Region annotation records:
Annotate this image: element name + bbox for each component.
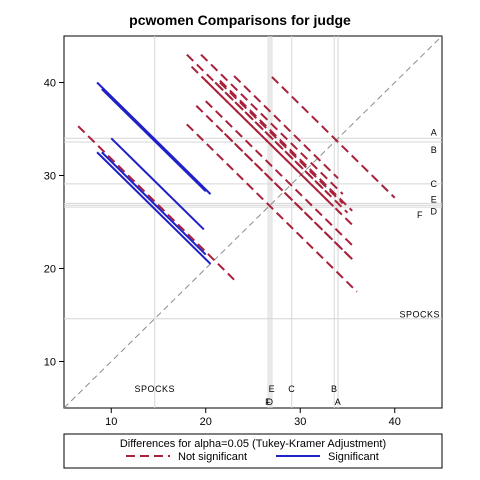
not-significant-segment-12: [186, 123, 358, 293]
y-group-label-c: C: [431, 179, 438, 189]
y-tick-label-30: 30: [44, 171, 56, 183]
not-significant-segment-1: [77, 125, 235, 281]
x-group-label-b: B: [331, 384, 338, 394]
significant-segment-3: [110, 137, 205, 231]
not-significant-segment-14: [205, 100, 353, 246]
legend-label-not-significant: Not significant: [178, 451, 247, 463]
comparison-segments: [77, 53, 396, 293]
not-significant-segment-8: [205, 79, 353, 226]
y-tick-label-10: 10: [44, 357, 56, 369]
y-group-label-f: F: [417, 210, 423, 220]
not-significant-segment-5: [271, 76, 396, 199]
legend-label-significant: Significant: [328, 451, 379, 463]
y-group-label-spocks: SPOCKS: [399, 310, 440, 320]
x-group-label-a: A: [335, 397, 342, 407]
x-group-label-spocks: SPOCKS: [134, 384, 175, 394]
x-group-label-d: D: [267, 397, 274, 407]
x-group-label-f: F: [265, 397, 271, 407]
not-significant-segment-9: [214, 81, 349, 214]
y-group-label-e: E: [431, 194, 438, 204]
not-significant-segment-3: [190, 65, 335, 207]
chart-title: pcwomen Comparisons for judge: [129, 12, 351, 28]
x-group-label-e: E: [269, 384, 276, 394]
x-group-label-c: C: [288, 384, 295, 394]
not-significant-segment-6: [200, 53, 344, 195]
legend-box: [63, 433, 443, 469]
x-tick-label-10: 10: [105, 416, 117, 428]
y-group-label-d: D: [431, 206, 438, 216]
not-significant-segment-10: [219, 81, 344, 205]
group-reference-lines: [64, 36, 442, 408]
not-significant-segment-7: [219, 79, 353, 212]
legend-title: Differences for alpha=0.05 (Tukey-Kramer…: [120, 438, 386, 450]
not-significant-segment-13: [223, 132, 353, 260]
y-group-label-b: B: [431, 145, 438, 155]
plot-frame: [63, 35, 443, 409]
significant-segment-5: [101, 151, 207, 256]
significant-segment-4: [96, 151, 212, 265]
diagonal-reference-line: [63, 35, 443, 409]
significant-segment-2: [101, 88, 207, 193]
legend: Differences for alpha=0.05 (Tukey-Kramer…: [63, 433, 443, 469]
not-significant-segment-4: [233, 75, 339, 180]
y-tick-label-20: 20: [44, 264, 56, 276]
x-tick-label-40: 40: [389, 416, 401, 428]
y-group-label-a: A: [431, 127, 438, 137]
significant-segment-1: [96, 81, 212, 195]
y-tick-label-40: 40: [44, 78, 56, 90]
x-tick-label-20: 20: [200, 416, 212, 428]
x-tick-label-30: 30: [294, 416, 306, 428]
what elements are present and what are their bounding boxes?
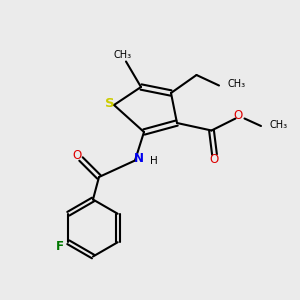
Text: CH₃: CH₃ xyxy=(269,119,287,130)
Text: N: N xyxy=(134,152,144,166)
Text: CH₃: CH₃ xyxy=(227,79,245,89)
Text: S: S xyxy=(105,97,114,110)
Text: O: O xyxy=(233,109,242,122)
Text: CH₃: CH₃ xyxy=(114,50,132,61)
Text: F: F xyxy=(56,240,64,253)
Text: O: O xyxy=(73,149,82,162)
Text: O: O xyxy=(210,153,219,167)
Text: H: H xyxy=(150,155,158,166)
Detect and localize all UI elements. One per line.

- [STATED EXERCISE]
Copy out every line of the records above word for word, leaving the pictures out.

- [FINAL RESULT]
Annotate this image: element name + bbox for each component.
not-significant-segment-12: [186, 123, 358, 293]
y-group-label-c: C: [431, 179, 438, 189]
y-tick-label-30: 30: [44, 171, 56, 183]
not-significant-segment-1: [77, 125, 235, 281]
x-group-label-b: B: [331, 384, 338, 394]
significant-segment-3: [110, 137, 205, 231]
not-significant-segment-14: [205, 100, 353, 246]
legend-label-not-significant: Not significant: [178, 451, 247, 463]
comparison-segments: [77, 53, 396, 293]
not-significant-segment-8: [205, 79, 353, 226]
y-tick-label-10: 10: [44, 357, 56, 369]
y-group-label-f: F: [417, 210, 423, 220]
not-significant-segment-5: [271, 76, 396, 199]
legend-label-significant: Significant: [328, 451, 379, 463]
y-group-label-spocks: SPOCKS: [399, 310, 440, 320]
x-group-label-a: A: [335, 397, 342, 407]
x-group-label-spocks: SPOCKS: [134, 384, 175, 394]
x-group-label-d: D: [267, 397, 274, 407]
x-group-label-f: F: [265, 397, 271, 407]
not-significant-segment-9: [214, 81, 349, 214]
y-group-label-e: E: [431, 194, 438, 204]
not-significant-segment-3: [190, 65, 335, 207]
chart-title: pcwomen Comparisons for judge: [129, 12, 351, 28]
x-group-label-e: E: [269, 384, 276, 394]
x-group-label-c: C: [288, 384, 295, 394]
not-significant-segment-6: [200, 53, 344, 195]
legend-box: [63, 433, 443, 469]
x-tick-label-10: 10: [105, 416, 117, 428]
y-group-label-d: D: [431, 206, 438, 216]
not-significant-segment-10: [219, 81, 344, 205]
group-reference-lines: [64, 36, 442, 408]
not-significant-segment-7: [219, 79, 353, 212]
legend-title: Differences for alpha=0.05 (Tukey-Kramer…: [120, 438, 386, 450]
not-significant-segment-13: [223, 132, 353, 260]
y-group-label-b: B: [431, 145, 438, 155]
plot-frame: [63, 35, 443, 409]
significant-segment-5: [101, 151, 207, 256]
significant-segment-4: [96, 151, 212, 265]
diagonal-reference-line: [63, 35, 443, 409]
significant-segment-2: [101, 88, 207, 193]
legend: Differences for alpha=0.05 (Tukey-Kramer…: [63, 433, 443, 469]
not-significant-segment-4: [233, 75, 339, 180]
y-tick-label-20: 20: [44, 264, 56, 276]
x-tick-label-40: 40: [389, 416, 401, 428]
y-group-label-a: A: [431, 127, 438, 137]
significant-segment-1: [96, 81, 212, 195]
y-tick-label-40: 40: [44, 78, 56, 90]
x-tick-label-20: 20: [200, 416, 212, 428]
x-tick-label-30: 30: [294, 416, 306, 428]
what elements are present and what are their bounding boxes?
Text: CH₃: CH₃ xyxy=(269,119,287,130)
Text: N: N xyxy=(134,152,144,166)
Text: CH₃: CH₃ xyxy=(227,79,245,89)
Text: S: S xyxy=(105,97,114,110)
Text: O: O xyxy=(233,109,242,122)
Text: CH₃: CH₃ xyxy=(114,50,132,61)
Text: F: F xyxy=(56,240,64,253)
Text: O: O xyxy=(73,149,82,162)
Text: O: O xyxy=(210,153,219,167)
Text: H: H xyxy=(150,155,158,166)
Detect and localize all UI elements. One per line.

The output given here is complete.